PROBLEM:
Only lines with the string "structured" matter here; gather them from the material below.

** START OF RAW RECORDS **

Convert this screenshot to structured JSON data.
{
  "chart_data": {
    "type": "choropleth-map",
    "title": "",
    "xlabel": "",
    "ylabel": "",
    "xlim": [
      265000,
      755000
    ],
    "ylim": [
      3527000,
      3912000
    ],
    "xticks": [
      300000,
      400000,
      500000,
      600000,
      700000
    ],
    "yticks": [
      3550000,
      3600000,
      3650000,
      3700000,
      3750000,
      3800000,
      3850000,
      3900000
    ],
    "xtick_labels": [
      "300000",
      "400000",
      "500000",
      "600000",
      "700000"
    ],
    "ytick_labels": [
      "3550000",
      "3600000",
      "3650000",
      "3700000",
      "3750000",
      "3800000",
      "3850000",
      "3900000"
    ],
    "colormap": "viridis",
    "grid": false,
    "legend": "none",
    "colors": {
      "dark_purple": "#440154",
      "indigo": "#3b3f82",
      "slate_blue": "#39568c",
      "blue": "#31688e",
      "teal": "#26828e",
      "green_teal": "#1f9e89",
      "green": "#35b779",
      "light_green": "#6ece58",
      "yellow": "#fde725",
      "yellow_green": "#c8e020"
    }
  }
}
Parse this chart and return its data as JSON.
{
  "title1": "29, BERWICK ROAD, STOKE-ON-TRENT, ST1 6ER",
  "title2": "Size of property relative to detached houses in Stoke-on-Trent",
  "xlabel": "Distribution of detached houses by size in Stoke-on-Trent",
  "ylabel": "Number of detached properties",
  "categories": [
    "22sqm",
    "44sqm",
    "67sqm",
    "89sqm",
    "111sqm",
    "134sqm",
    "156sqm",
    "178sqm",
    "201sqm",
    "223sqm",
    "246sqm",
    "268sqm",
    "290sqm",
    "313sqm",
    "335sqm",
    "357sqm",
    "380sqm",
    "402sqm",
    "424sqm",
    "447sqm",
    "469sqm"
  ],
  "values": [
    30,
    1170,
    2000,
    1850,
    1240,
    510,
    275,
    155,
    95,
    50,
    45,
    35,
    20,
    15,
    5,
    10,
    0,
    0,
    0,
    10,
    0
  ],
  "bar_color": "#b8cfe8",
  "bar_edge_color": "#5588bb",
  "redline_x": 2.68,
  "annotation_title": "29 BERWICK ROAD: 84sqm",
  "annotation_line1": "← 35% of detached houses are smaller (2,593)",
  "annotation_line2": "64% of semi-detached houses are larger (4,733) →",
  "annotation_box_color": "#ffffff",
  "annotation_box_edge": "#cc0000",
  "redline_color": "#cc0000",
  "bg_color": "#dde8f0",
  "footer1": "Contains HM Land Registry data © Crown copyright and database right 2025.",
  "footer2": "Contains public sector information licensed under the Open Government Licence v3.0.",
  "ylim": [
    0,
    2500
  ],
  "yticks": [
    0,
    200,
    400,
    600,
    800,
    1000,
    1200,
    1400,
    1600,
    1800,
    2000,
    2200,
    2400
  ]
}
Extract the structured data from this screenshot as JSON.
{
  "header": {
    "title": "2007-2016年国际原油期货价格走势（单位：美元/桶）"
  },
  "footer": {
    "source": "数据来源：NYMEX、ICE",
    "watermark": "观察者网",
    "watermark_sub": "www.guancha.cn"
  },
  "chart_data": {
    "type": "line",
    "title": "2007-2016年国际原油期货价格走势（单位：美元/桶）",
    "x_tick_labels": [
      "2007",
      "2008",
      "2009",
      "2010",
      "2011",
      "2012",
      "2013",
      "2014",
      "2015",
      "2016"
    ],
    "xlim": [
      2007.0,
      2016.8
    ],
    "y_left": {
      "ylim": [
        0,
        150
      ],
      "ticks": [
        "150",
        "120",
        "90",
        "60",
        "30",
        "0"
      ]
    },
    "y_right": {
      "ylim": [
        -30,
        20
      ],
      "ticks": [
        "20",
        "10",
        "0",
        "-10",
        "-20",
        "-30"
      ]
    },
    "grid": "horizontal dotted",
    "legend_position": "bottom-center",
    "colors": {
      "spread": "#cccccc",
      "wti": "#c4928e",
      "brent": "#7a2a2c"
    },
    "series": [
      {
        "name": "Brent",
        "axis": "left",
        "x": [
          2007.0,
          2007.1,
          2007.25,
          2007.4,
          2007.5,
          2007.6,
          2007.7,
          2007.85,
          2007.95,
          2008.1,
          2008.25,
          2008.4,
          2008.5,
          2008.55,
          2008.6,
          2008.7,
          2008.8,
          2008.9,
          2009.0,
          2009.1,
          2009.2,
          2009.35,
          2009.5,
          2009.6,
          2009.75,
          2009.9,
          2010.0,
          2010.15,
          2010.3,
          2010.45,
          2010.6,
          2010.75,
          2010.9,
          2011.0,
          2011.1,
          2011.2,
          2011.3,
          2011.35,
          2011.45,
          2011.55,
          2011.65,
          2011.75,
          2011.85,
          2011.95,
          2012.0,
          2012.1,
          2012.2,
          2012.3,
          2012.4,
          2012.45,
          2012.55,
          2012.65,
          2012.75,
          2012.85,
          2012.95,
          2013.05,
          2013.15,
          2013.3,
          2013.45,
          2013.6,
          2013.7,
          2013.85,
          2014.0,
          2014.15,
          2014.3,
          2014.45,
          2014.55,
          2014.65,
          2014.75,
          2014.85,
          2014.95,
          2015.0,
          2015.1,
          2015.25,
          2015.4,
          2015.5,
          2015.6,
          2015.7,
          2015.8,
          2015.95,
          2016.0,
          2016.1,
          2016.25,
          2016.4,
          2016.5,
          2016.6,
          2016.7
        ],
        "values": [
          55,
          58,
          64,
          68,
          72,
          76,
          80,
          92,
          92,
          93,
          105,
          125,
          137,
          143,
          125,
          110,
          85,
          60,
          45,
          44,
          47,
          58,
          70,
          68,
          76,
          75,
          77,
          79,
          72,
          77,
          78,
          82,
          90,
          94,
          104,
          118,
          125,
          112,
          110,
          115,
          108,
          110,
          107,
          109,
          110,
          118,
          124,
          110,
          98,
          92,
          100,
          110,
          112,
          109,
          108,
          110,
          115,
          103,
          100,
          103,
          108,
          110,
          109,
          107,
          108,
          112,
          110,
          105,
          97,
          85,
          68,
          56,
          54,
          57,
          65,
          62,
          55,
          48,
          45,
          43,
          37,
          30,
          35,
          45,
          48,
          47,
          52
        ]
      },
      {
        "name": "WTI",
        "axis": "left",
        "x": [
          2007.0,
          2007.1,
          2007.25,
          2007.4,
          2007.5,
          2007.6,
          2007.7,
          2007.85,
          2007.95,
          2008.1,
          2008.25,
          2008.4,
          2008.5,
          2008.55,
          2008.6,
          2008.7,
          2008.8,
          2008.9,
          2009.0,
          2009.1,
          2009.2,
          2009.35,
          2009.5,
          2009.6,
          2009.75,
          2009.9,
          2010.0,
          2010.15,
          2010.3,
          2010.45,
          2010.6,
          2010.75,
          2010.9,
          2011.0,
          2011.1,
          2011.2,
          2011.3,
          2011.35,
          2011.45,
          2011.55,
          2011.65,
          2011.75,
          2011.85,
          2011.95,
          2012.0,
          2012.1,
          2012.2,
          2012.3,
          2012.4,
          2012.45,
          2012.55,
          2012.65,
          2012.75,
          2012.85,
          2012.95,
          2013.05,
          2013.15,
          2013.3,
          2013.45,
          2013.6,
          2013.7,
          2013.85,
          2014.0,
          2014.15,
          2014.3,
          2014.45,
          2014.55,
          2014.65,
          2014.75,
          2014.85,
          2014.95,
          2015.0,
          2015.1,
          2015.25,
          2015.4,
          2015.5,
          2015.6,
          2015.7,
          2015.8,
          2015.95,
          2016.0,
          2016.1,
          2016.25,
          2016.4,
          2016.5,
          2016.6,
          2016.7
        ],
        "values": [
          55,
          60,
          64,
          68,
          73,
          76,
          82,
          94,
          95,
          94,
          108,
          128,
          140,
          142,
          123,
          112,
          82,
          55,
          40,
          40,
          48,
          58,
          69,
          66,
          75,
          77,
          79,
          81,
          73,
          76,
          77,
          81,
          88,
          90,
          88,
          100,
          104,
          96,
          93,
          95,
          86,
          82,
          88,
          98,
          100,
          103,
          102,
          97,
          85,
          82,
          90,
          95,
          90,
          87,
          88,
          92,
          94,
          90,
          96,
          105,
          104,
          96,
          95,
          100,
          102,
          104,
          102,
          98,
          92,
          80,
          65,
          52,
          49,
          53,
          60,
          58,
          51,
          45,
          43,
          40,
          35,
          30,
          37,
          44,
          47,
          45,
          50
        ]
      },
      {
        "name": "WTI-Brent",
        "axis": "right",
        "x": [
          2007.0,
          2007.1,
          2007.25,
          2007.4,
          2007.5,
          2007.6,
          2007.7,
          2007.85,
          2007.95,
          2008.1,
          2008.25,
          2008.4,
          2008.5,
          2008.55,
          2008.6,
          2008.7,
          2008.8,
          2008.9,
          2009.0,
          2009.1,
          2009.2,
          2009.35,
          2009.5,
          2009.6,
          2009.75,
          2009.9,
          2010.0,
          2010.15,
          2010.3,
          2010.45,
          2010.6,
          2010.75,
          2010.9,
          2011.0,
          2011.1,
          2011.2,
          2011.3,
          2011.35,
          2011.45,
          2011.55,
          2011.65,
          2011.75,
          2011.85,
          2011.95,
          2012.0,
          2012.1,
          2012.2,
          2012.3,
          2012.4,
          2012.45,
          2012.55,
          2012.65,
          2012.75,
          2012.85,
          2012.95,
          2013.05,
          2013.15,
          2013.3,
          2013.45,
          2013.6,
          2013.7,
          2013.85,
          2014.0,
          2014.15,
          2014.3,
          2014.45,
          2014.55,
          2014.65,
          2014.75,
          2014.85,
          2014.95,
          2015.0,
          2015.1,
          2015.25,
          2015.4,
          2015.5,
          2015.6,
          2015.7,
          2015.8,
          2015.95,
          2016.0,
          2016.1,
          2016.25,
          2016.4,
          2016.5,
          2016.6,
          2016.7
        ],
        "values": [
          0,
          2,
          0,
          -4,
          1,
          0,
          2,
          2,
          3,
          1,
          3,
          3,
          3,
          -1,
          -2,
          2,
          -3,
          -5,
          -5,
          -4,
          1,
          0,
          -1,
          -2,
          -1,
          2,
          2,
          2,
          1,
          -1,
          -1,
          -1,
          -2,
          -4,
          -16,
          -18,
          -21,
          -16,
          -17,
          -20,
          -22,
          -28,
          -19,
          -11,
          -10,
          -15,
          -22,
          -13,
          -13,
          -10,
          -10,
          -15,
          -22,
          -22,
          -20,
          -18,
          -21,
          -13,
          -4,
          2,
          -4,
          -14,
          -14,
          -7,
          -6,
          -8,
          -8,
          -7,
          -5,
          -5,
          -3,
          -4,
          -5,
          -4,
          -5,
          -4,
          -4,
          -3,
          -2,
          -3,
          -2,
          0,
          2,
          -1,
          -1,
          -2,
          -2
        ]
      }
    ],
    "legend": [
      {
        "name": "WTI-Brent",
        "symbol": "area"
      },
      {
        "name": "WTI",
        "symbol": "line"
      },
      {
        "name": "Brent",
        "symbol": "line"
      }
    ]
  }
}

** END OF RAW RECORDS **

RIGHT ANSWER:
Convert this screenshot to structured JSON data.
Extract the structured data from this screenshot as JSON.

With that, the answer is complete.